Transcribe the records below in full; pictures stay out of the copy.
═══ Extracted information ═══
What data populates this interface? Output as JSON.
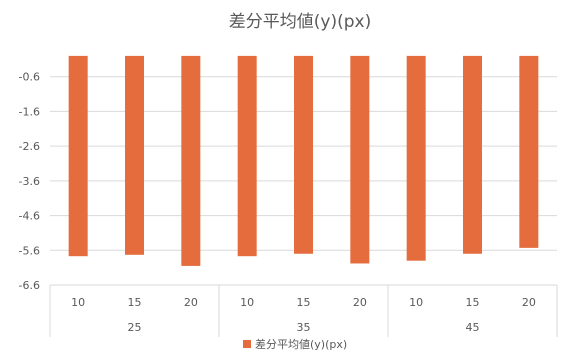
{
  "chart_data": {
    "type": "bar",
    "title": "差分平均値(y)(px)",
    "categories": [
      {
        "inner": "10",
        "outer": "25"
      },
      {
        "inner": "15",
        "outer": "25"
      },
      {
        "inner": "20",
        "outer": "25"
      },
      {
        "inner": "10",
        "outer": "35"
      },
      {
        "inner": "15",
        "outer": "35"
      },
      {
        "inner": "20",
        "outer": "35"
      },
      {
        "inner": "10",
        "outer": "45"
      },
      {
        "inner": "15",
        "outer": "45"
      },
      {
        "inner": "20",
        "outer": "45"
      }
    ],
    "outer_groups": [
      "25",
      "35",
      "45"
    ],
    "series": [
      {
        "name": "差分平均値(y)(px)",
        "color": "#E46C3D",
        "values": [
          -5.77,
          -5.73,
          -6.05,
          -5.77,
          -5.7,
          -5.98,
          -5.9,
          -5.7,
          -5.53
        ]
      }
    ],
    "y_axis": {
      "min": -6.6,
      "max": 0.4,
      "ticks": [
        -0.6,
        -1.6,
        -2.6,
        -3.6,
        -4.6,
        -5.6,
        -6.6
      ],
      "tick_labels": [
        "-0.6",
        "-1.6",
        "-2.6",
        "-3.6",
        "-4.6",
        "-5.6",
        "-6.6"
      ],
      "bars_from": 0
    },
    "grid": "horizontal",
    "legend": {
      "position": "bottom",
      "label": "差分平均値(y)(px)"
    },
    "colors": {
      "gridline": "#D9D9D9",
      "text": "#595959"
    }
  }
}
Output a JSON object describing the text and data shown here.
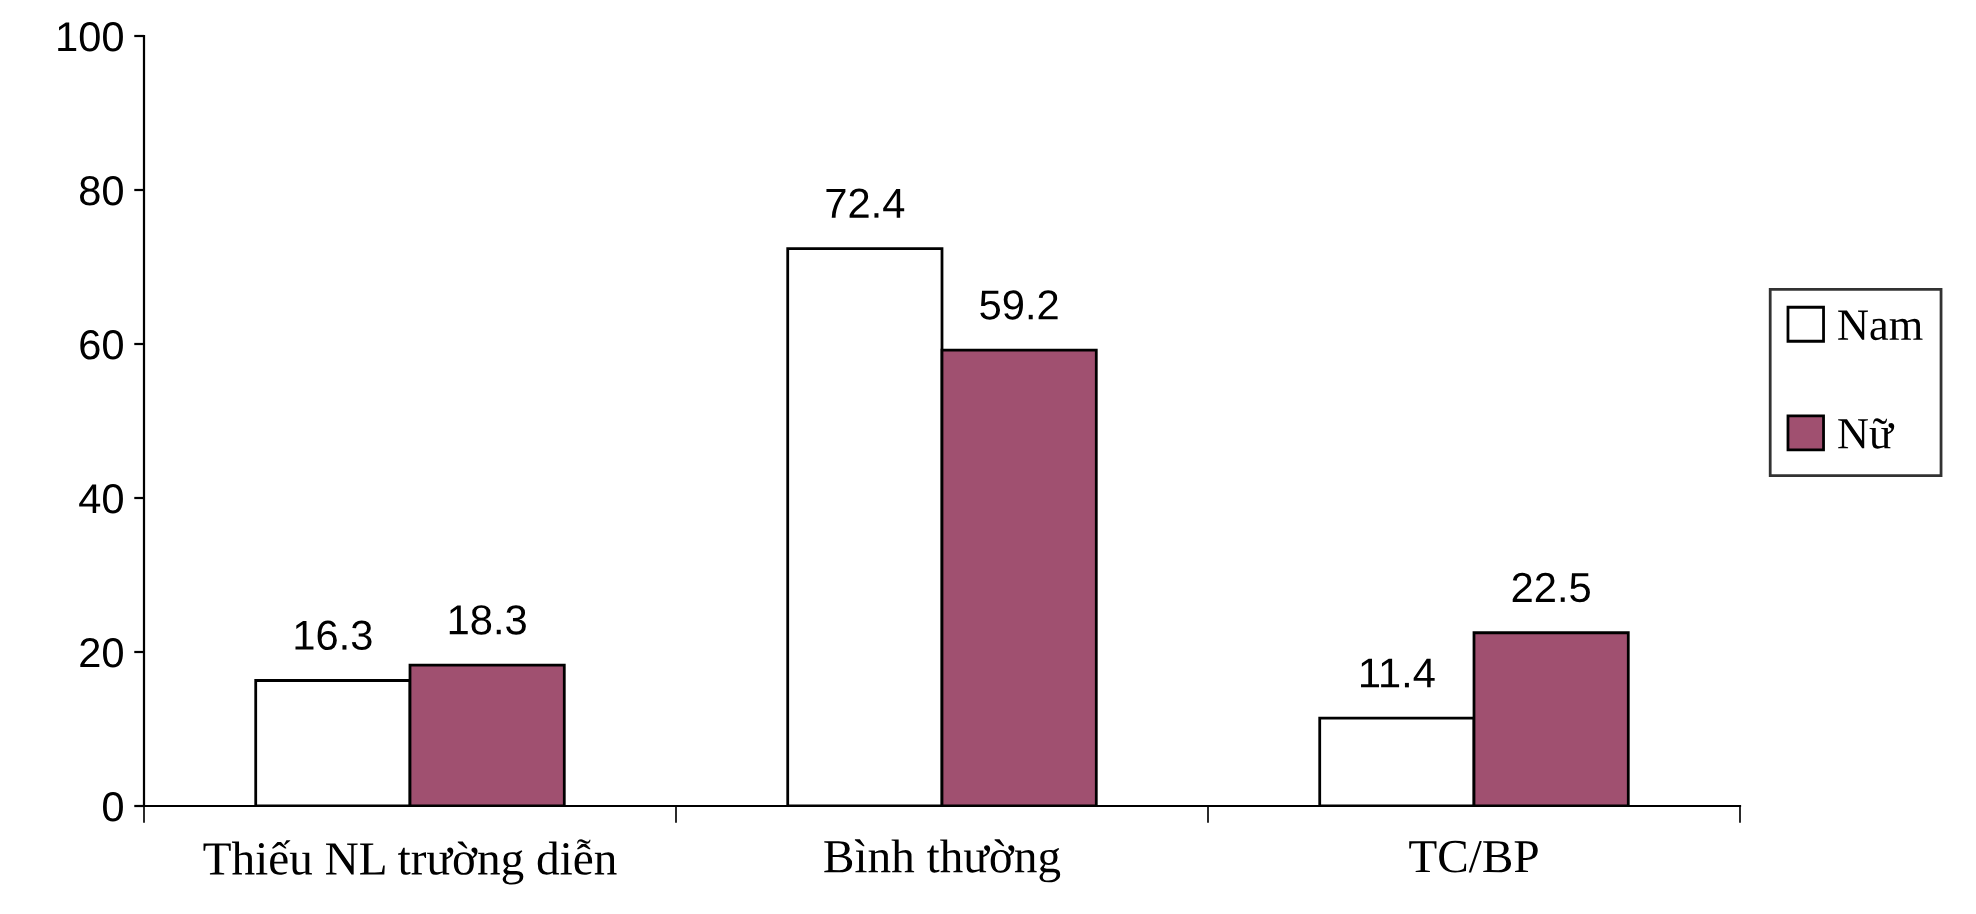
═══
Result of this exercise:
What data populates this interface? Output as JSON.
{
  "chart_data": {
    "type": "bar",
    "title": "差分平均値(y)(px)",
    "categories": [
      {
        "inner": "10",
        "outer": "25"
      },
      {
        "inner": "15",
        "outer": "25"
      },
      {
        "inner": "20",
        "outer": "25"
      },
      {
        "inner": "10",
        "outer": "35"
      },
      {
        "inner": "15",
        "outer": "35"
      },
      {
        "inner": "20",
        "outer": "35"
      },
      {
        "inner": "10",
        "outer": "45"
      },
      {
        "inner": "15",
        "outer": "45"
      },
      {
        "inner": "20",
        "outer": "45"
      }
    ],
    "outer_groups": [
      "25",
      "35",
      "45"
    ],
    "series": [
      {
        "name": "差分平均値(y)(px)",
        "color": "#E46C3D",
        "values": [
          -5.77,
          -5.73,
          -6.05,
          -5.77,
          -5.7,
          -5.98,
          -5.9,
          -5.7,
          -5.53
        ]
      }
    ],
    "y_axis": {
      "min": -6.6,
      "max": 0.4,
      "ticks": [
        -0.6,
        -1.6,
        -2.6,
        -3.6,
        -4.6,
        -5.6,
        -6.6
      ],
      "tick_labels": [
        "-0.6",
        "-1.6",
        "-2.6",
        "-3.6",
        "-4.6",
        "-5.6",
        "-6.6"
      ],
      "bars_from": 0
    },
    "grid": "horizontal",
    "legend": {
      "position": "bottom",
      "label": "差分平均値(y)(px)"
    },
    "colors": {
      "gridline": "#D9D9D9",
      "text": "#595959"
    }
  }
}
Output a JSON object describing the text and data shown here.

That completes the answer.